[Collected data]
══════
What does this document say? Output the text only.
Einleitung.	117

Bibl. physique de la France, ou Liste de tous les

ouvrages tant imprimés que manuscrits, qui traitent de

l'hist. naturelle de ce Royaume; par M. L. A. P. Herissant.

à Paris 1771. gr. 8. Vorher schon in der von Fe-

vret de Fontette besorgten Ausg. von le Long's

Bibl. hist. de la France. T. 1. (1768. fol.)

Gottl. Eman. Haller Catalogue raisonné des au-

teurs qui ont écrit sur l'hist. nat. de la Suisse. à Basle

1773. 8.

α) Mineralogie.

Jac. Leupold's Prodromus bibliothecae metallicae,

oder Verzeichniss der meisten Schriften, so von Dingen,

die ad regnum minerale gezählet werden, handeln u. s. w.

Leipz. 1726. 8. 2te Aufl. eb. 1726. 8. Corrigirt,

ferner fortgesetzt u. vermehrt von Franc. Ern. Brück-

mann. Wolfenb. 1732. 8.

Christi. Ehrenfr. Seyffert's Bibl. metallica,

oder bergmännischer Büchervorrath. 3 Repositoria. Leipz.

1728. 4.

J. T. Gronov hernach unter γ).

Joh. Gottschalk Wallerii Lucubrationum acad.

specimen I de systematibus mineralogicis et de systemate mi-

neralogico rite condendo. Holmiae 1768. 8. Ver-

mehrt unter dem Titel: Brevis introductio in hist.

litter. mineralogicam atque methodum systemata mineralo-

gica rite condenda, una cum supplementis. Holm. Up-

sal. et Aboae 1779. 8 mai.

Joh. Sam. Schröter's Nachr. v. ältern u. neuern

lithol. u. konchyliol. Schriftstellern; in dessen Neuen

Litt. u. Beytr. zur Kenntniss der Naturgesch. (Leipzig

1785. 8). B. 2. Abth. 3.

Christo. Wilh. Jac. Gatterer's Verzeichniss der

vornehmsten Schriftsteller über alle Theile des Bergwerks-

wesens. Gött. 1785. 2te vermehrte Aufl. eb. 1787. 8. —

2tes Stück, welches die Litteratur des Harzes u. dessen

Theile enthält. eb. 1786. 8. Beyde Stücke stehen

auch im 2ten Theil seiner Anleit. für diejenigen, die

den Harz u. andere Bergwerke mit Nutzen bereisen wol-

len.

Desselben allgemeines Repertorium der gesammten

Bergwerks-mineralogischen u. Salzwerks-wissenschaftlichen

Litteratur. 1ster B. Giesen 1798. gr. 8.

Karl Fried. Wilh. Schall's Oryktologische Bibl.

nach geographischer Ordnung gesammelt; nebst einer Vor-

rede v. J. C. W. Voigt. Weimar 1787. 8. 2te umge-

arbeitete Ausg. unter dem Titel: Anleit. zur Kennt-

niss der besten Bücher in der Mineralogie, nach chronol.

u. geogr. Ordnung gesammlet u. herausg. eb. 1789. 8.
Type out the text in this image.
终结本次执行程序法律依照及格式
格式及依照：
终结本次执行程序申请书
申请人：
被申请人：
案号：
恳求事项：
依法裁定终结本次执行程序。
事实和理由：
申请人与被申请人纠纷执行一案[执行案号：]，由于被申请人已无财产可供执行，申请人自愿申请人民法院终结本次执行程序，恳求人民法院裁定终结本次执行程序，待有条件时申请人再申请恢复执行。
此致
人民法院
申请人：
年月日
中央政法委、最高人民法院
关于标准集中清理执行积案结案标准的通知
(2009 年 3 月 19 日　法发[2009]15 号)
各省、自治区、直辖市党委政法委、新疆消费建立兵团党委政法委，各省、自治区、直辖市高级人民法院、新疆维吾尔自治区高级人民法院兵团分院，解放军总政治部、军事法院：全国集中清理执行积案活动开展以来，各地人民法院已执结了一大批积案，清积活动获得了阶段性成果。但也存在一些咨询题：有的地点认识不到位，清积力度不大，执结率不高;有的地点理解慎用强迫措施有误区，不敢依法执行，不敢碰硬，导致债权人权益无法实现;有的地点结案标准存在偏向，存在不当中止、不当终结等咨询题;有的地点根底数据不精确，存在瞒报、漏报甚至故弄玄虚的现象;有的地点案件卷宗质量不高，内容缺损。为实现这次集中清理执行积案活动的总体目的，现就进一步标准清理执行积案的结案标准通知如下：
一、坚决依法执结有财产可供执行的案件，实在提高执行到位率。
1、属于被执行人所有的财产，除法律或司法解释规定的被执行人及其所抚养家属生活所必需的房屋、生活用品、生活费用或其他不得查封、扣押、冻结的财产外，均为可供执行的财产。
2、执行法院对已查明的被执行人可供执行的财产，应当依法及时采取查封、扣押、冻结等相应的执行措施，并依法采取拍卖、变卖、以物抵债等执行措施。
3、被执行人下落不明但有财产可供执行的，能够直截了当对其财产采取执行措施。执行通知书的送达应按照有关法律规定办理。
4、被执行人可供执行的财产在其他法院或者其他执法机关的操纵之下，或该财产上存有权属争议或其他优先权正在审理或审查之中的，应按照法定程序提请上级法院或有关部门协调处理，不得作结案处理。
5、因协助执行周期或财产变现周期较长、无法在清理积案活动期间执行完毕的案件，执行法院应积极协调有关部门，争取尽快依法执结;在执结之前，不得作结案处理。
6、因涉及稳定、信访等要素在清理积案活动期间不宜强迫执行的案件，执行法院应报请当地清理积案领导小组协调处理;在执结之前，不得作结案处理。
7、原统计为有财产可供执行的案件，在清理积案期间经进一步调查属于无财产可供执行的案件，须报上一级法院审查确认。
══════
__WHAT THE TASK REQUIRES__. Type out the material again exactly as presented.

__RESPONSE TO THE EXERCISE__.
What does this document say? Output the text only.
Einleitung.	117

Bibl. physique de la France, ou Liste de tous les

ouvrages tant imprimés que manuscrits, qui traitent de

l'hist. naturelle de ce Royaume; par M. L. A. P. Herissant.

à Paris 1771. gr. 8. Vorher schon in der von Fe-

vret de Fontette besorgten Ausg. von le Long's

Bibl. hist. de la France. T. 1. (1768. fol.)

Gottl. Eman. Haller Catalogue raisonné des au-

teurs qui ont écrit sur l'hist. nat. de la Suisse. à Basle

1773. 8.

α) Mineralogie.

Jac. Leupold's Prodromus bibliothecae metallicae,

oder Verzeichniss der meisten Schriften, so von Dingen,

die ad regnum minerale gezählet werden, handeln u. s. w.

Leipz. 1726. 8. 2te Aufl. eb. 1726. 8. Corrigirt,

ferner fortgesetzt u. vermehrt von Franc. Ern. Brück-

mann. Wolfenb. 1732. 8.

Christi. Ehrenfr. Seyffert's Bibl. metallica,

oder bergmännischer Büchervorrath. 3 Repositoria. Leipz.

1728. 4.

J. T. Gronov hernach unter γ).

Joh. Gottschalk Wallerii Lucubrationum acad.

specimen I de systematibus mineralogicis et de systemate mi-

neralogico rite condendo. Holmiae 1768. 8. Ver-

mehrt unter dem Titel: Brevis introductio in hist.

litter. mineralogicam atque methodum systemata mineralo-

gica rite condenda, una cum supplementis. Holm. Up-

sal. et Aboae 1779. 8 mai.

Joh. Sam. Schröter's Nachr. v. ältern u. neuern

lithol. u. konchyliol. Schriftstellern; in dessen Neuen

Litt. u. Beytr. zur Kenntniss der Naturgesch. (Leipzig

1785. 8). B. 2. Abth. 3.

Christo. Wilh. Jac. Gatterer's Verzeichniss der

vornehmsten Schriftsteller über alle Theile des Bergwerks-

wesens. Gött. 1785. 2te vermehrte Aufl. eb. 1787. 8. —

2tes Stück, welches die Litteratur des Harzes u. dessen

Theile enthält. eb. 1786. 8. Beyde Stücke stehen

auch im 2ten Theil seiner Anleit. für diejenigen, die

den Harz u. andere Bergwerke mit Nutzen bereisen wol-

len.

Desselben allgemeines Repertorium der gesammten

Bergwerks-mineralogischen u. Salzwerks-wissenschaftlichen

Litteratur. 1ster B. Giesen 1798. gr. 8.

Karl Fried. Wilh. Schall's Oryktologische Bibl.

nach geographischer Ordnung gesammelt; nebst einer Vor-

rede v. J. C. W. Voigt. Weimar 1787. 8. 2te umge-

arbeitete Ausg. unter dem Titel: Anleit. zur Kennt-

niss der besten Bücher in der Mineralogie, nach chronol.

u. geogr. Ordnung gesammlet u. herausg. eb. 1789. 8.
Type out the text in this image.
终结本次执行程序法律依照及格式
格式及依照：
终结本次执行程序申请书
申请人：
被申请人：
案号：
恳求事项：
依法裁定终结本次执行程序。
事实和理由：
申请人与被申请人纠纷执行一案[执行案号：]，由于被申请人已无财产可供执行，申请人自愿申请人民法院终结本次执行程序，恳求人民法院裁定终结本次执行程序，待有条件时申请人再申请恢复执行。
此致
人民法院
申请人：
年月日
中央政法委、最高人民法院
关于标准集中清理执行积案结案标准的通知
(2009 年 3 月 19 日　法发[2009]15 号)
各省、自治区、直辖市党委政法委、新疆消费建立兵团党委政法委，各省、自治区、直辖市高级人民法院、新疆维吾尔自治区高级人民法院兵团分院，解放军总政治部、军事法院：全国集中清理执行积案活动开展以来，各地人民法院已执结了一大批积案，清积活动获得了阶段性成果。但也存在一些咨询题：有的地点认识不到位，清积力度不大，执结率不高;有的地点理解慎用强迫措施有误区，不敢依法执行，不敢碰硬，导致债权人权益无法实现;有的地点结案标准存在偏向，存在不当中止、不当终结等咨询题;有的地点根底数据不精确，存在瞒报、漏报甚至故弄玄虚的现象;有的地点案件卷宗质量不高，内容缺损。为实现这次集中清理执行积案活动的总体目的，现就进一步标准清理执行积案的结案标准通知如下：
一、坚决依法执结有财产可供执行的案件，实在提高执行到位率。
1、属于被执行人所有的财产，除法律或司法解释规定的被执行人及其所抚养家属生活所必需的房屋、生活用品、生活费用或其他不得查封、扣押、冻结的财产外，均为可供执行的财产。
2、执行法院对已查明的被执行人可供执行的财产，应当依法及时采取查封、扣押、冻结等相应的执行措施，并依法采取拍卖、变卖、以物抵债等执行措施。
3、被执行人下落不明但有财产可供执行的，能够直截了当对其财产采取执行措施。执行通知书的送达应按照有关法律规定办理。
4、被执行人可供执行的财产在其他法院或者其他执法机关的操纵之下，或该财产上存有权属争议或其他优先权正在审理或审查之中的，应按照法定程序提请上级法院或有关部门协调处理，不得作结案处理。
5、因协助执行周期或财产变现周期较长、无法在清理积案活动期间执行完毕的案件，执行法院应积极协调有关部门，争取尽快依法执结;在执结之前，不得作结案处理。
6、因涉及稳定、信访等要素在清理积案活动期间不宜强迫执行的案件，执行法院应报请当地清理积案领导小组协调处理;在执结之前，不得作结案处理。
7、原统计为有财产可供执行的案件，在清理积案期间经进一步调查属于无财产可供执行的案件，须报上一级法院审查确认。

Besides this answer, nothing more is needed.